GOAL | Write the material out again exactly as it stands.

THE RECORDS |
** BEGIN **

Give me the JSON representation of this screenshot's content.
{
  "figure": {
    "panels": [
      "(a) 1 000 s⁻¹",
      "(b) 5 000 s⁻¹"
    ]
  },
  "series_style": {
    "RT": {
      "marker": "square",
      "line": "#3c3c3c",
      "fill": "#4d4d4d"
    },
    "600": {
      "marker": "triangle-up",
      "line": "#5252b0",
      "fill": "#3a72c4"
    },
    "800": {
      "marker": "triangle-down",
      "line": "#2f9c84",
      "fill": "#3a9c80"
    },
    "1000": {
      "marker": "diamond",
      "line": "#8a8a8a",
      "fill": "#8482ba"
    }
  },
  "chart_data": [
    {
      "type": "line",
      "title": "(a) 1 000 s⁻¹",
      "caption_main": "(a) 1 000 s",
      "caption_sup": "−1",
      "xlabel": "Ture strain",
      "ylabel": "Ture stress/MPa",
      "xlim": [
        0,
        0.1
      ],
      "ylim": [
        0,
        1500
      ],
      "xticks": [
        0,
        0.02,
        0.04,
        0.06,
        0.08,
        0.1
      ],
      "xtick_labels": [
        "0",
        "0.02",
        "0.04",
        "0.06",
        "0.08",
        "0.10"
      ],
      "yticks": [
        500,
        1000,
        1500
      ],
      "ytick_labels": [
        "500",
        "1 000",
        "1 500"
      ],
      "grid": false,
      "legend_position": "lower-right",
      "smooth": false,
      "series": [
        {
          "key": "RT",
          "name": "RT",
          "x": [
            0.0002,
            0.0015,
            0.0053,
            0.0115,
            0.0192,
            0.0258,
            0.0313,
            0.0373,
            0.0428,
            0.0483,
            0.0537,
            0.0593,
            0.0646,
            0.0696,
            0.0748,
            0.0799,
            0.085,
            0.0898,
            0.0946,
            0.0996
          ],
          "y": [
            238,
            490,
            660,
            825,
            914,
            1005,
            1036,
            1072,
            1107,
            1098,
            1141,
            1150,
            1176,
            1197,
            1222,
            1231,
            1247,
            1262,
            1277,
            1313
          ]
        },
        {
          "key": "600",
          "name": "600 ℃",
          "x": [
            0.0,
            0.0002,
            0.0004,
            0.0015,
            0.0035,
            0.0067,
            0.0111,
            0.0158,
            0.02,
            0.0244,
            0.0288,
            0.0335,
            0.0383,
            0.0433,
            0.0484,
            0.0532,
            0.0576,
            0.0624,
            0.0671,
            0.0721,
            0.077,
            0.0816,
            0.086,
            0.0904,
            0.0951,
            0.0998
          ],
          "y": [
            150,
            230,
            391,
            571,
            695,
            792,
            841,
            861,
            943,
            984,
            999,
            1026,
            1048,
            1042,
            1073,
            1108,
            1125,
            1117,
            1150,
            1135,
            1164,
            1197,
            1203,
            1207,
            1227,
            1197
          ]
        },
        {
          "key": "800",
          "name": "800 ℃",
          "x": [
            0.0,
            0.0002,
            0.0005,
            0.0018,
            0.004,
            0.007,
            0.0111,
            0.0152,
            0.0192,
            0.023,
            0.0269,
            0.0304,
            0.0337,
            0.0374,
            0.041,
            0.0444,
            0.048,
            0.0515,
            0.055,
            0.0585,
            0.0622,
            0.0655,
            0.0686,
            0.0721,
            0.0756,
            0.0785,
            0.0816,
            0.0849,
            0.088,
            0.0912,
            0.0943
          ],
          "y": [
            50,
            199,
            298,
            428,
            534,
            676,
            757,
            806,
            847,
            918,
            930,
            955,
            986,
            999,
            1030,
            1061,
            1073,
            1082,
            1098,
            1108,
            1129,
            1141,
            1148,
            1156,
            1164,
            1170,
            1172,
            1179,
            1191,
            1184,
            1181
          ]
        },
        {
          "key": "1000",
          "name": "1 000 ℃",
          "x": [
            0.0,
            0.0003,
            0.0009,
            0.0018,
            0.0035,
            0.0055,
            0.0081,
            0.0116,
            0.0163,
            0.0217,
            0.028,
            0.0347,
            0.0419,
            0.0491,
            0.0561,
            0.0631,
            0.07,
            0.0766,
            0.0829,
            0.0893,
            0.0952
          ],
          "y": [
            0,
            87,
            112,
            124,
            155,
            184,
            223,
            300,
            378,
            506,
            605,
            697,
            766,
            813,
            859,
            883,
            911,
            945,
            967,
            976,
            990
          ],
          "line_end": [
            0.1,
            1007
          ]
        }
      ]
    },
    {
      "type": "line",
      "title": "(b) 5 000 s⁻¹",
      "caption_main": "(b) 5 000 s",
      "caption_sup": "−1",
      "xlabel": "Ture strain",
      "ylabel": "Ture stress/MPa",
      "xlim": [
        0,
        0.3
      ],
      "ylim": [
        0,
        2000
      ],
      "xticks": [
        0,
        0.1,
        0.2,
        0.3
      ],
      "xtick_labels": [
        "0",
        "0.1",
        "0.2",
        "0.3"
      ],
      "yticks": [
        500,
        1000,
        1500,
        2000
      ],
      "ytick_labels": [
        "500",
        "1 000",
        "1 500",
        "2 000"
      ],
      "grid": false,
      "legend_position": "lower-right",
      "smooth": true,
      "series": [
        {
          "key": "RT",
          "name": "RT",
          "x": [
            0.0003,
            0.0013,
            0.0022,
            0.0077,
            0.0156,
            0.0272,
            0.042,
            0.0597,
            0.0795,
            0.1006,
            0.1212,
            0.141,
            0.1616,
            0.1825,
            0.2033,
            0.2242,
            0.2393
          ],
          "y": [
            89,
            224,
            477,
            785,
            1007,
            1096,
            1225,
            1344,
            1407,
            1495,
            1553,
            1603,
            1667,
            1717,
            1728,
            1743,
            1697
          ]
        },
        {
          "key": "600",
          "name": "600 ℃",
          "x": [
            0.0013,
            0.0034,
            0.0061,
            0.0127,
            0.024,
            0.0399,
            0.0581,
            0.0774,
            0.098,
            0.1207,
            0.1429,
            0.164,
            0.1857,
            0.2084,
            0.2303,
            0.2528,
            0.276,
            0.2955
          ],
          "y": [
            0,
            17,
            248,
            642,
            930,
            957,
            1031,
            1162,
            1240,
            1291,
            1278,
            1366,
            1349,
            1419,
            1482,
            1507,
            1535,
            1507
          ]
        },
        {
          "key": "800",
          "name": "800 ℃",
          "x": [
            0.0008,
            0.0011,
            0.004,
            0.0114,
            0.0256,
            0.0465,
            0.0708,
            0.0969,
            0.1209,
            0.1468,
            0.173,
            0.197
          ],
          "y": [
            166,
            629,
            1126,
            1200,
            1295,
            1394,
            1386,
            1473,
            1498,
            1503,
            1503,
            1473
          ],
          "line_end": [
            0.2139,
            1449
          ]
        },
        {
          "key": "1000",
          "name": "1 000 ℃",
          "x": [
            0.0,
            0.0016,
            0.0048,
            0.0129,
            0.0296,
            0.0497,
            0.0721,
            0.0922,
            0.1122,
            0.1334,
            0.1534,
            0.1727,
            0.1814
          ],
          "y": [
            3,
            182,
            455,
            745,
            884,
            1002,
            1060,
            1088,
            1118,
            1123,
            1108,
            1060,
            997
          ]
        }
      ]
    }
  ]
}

** END **

RESPONSE |
Give me the JSON representation of this screenshot's content.
{
  "figure": {
    "panels": [
      "(a) 1 000 s⁻¹",
      "(b) 5 000 s⁻¹"
    ]
  },
  "series_style": {
    "RT": {
      "marker": "square",
      "line": "#3c3c3c",
      "fill": "#4d4d4d"
    },
    "600": {
      "marker": "triangle-up",
      "line": "#5252b0",
      "fill": "#3a72c4"
    },
    "800": {
      "marker": "triangle-down",
      "line": "#2f9c84",
      "fill": "#3a9c80"
    },
    "1000": {
      "marker": "diamond",
      "line": "#8a8a8a",
      "fill": "#8482ba"
    }
  },
  "chart_data": [
    {
      "type": "line",
      "title": "(a) 1 000 s⁻¹",
      "caption_main": "(a) 1 000 s",
      "caption_sup": "−1",
      "xlabel": "Ture strain",
      "ylabel": "Ture stress/MPa",
      "xlim": [
        0,
        0.1
      ],
      "ylim": [
        0,
        1500
      ],
      "xticks": [
        0,
        0.02,
        0.04,
        0.06,
        0.08,
        0.1
      ],
      "xtick_labels": [
        "0",
        "0.02",
        "0.04",
        "0.06",
        "0.08",
        "0.10"
      ],
      "yticks": [
        500,
        1000,
        1500
      ],
      "ytick_labels": [
        "500",
        "1 000",
        "1 500"
      ],
      "grid": false,
      "legend_position": "lower-right",
      "smooth": false,
      "series": [
        {
          "key": "RT",
          "name": "RT",
          "x": [
            0.0002,
            0.0015,
            0.0053,
            0.0115,
            0.0192,
            0.0258,
            0.0313,
            0.0373,
            0.0428,
            0.0483,
            0.0537,
            0.0593,
            0.0646,
            0.0696,
            0.0748,
            0.0799,
            0.085,
            0.0898,
            0.0946,
            0.0996
          ],
          "y": [
            238,
            490,
            660,
            825,
            914,
            1005,
            1036,
            1072,
            1107,
            1098,
            1141,
            1150,
            1176,
            1197,
            1222,
            1231,
            1247,
            1262,
            1277,
            1313
          ]
        },
        {
          "key": "600",
          "name": "600 ℃",
          "x": [
            0.0,
            0.0002,
            0.0004,
            0.0015,
            0.0035,
            0.0067,
            0.0111,
            0.0158,
            0.02,
            0.0244,
            0.0288,
            0.0335,
            0.0383,
            0.0433,
            0.0484,
            0.0532,
            0.0576,
            0.0624,
            0.0671,
            0.0721,
            0.077,
            0.0816,
            0.086,
            0.0904,
            0.0951,
            0.0998
          ],
          "y": [
            150,
            230,
            391,
            571,
            695,
            792,
            841,
            861,
            943,
            984,
            999,
            1026,
            1048,
            1042,
            1073,
            1108,
            1125,
            1117,
            1150,
            1135,
            1164,
            1197,
            1203,
            1207,
            1227,
            1197
          ]
        },
        {
          "key": "800",
          "name": "800 ℃",
          "x": [
            0.0,
            0.0002,
            0.0005,
            0.0018,
            0.004,
            0.007,
            0.0111,
            0.0152,
            0.0192,
            0.023,
            0.0269,
            0.0304,
            0.0337,
            0.0374,
            0.041,
            0.0444,
            0.048,
            0.0515,
            0.055,
            0.0585,
            0.0622,
            0.0655,
            0.0686,
            0.0721,
            0.0756,
            0.0785,
            0.0816,
            0.0849,
            0.088,
            0.0912,
            0.0943
          ],
          "y": [
            50,
            199,
            298,
            428,
            534,
            676,
            757,
            806,
            847,
            918,
            930,
            955,
            986,
            999,
            1030,
            1061,
            1073,
            1082,
            1098,
            1108,
            1129,
            1141,
            1148,
            1156,
            1164,
            1170,
            1172,
            1179,
            1191,
            1184,
            1181
          ]
        },
        {
          "key": "1000",
          "name": "1 000 ℃",
          "x": [
            0.0,
            0.0003,
            0.0009,
            0.0018,
            0.0035,
            0.0055,
            0.0081,
            0.0116,
            0.0163,
            0.0217,
            0.028,
            0.0347,
            0.0419,
            0.0491,
            0.0561,
            0.0631,
            0.07,
            0.0766,
            0.0829,
            0.0893,
            0.0952
          ],
          "y": [
            0,
            87,
            112,
            124,
            155,
            184,
            223,
            300,
            378,
            506,
            605,
            697,
            766,
            813,
            859,
            883,
            911,
            945,
            967,
            976,
            990
          ],
          "line_end": [
            0.1,
            1007
          ]
        }
      ]
    },
    {
      "type": "line",
      "title": "(b) 5 000 s⁻¹",
      "caption_main": "(b) 5 000 s",
      "caption_sup": "−1",
      "xlabel": "Ture strain",
      "ylabel": "Ture stress/MPa",
      "xlim": [
        0,
        0.3
      ],
      "ylim": [
        0,
        2000
      ],
      "xticks": [
        0,
        0.1,
        0.2,
        0.3
      ],
      "xtick_labels": [
        "0",
        "0.1",
        "0.2",
        "0.3"
      ],
      "yticks": [
        500,
        1000,
        1500,
        2000
      ],
      "ytick_labels": [
        "500",
        "1 000",
        "1 500",
        "2 000"
      ],
      "grid": false,
      "legend_position": "lower-right",
      "smooth": true,
      "series": [
        {
          "key": "RT",
          "name": "RT",
          "x": [
            0.0003,
            0.0013,
            0.0022,
            0.0077,
            0.0156,
            0.0272,
            0.042,
            0.0597,
            0.0795,
            0.1006,
            0.1212,
            0.141,
            0.1616,
            0.1825,
            0.2033,
            0.2242,
            0.2393
          ],
          "y": [
            89,
            224,
            477,
            785,
            1007,
            1096,
            1225,
            1344,
            1407,
            1495,
            1553,
            1603,
            1667,
            1717,
            1728,
            1743,
            1697
          ]
        },
        {
          "key": "600",
          "name": "600 ℃",
          "x": [
            0.0013,
            0.0034,
            0.0061,
            0.0127,
            0.024,
            0.0399,
            0.0581,
            0.0774,
            0.098,
            0.1207,
            0.1429,
            0.164,
            0.1857,
            0.2084,
            0.2303,
            0.2528,
            0.276,
            0.2955
          ],
          "y": [
            0,
            17,
            248,
            642,
            930,
            957,
            1031,
            1162,
            1240,
            1291,
            1278,
            1366,
            1349,
            1419,
            1482,
            1507,
            1535,
            1507
          ]
        },
        {
          "key": "800",
          "name": "800 ℃",
          "x": [
            0.0008,
            0.0011,
            0.004,
            0.0114,
            0.0256,
            0.0465,
            0.0708,
            0.0969,
            0.1209,
            0.1468,
            0.173,
            0.197
          ],
          "y": [
            166,
            629,
            1126,
            1200,
            1295,
            1394,
            1386,
            1473,
            1498,
            1503,
            1503,
            1473
          ],
          "line_end": [
            0.2139,
            1449
          ]
        },
        {
          "key": "1000",
          "name": "1 000 ℃",
          "x": [
            0.0,
            0.0016,
            0.0048,
            0.0129,
            0.0296,
            0.0497,
            0.0721,
            0.0922,
            0.1122,
            0.1334,
            0.1534,
            0.1727,
            0.1814
          ],
          "y": [
            3,
            182,
            455,
            745,
            884,
            1002,
            1060,
            1088,
            1118,
            1123,
            1108,
            1060,
            997
          ]
        }
      ]
    }
  ]
}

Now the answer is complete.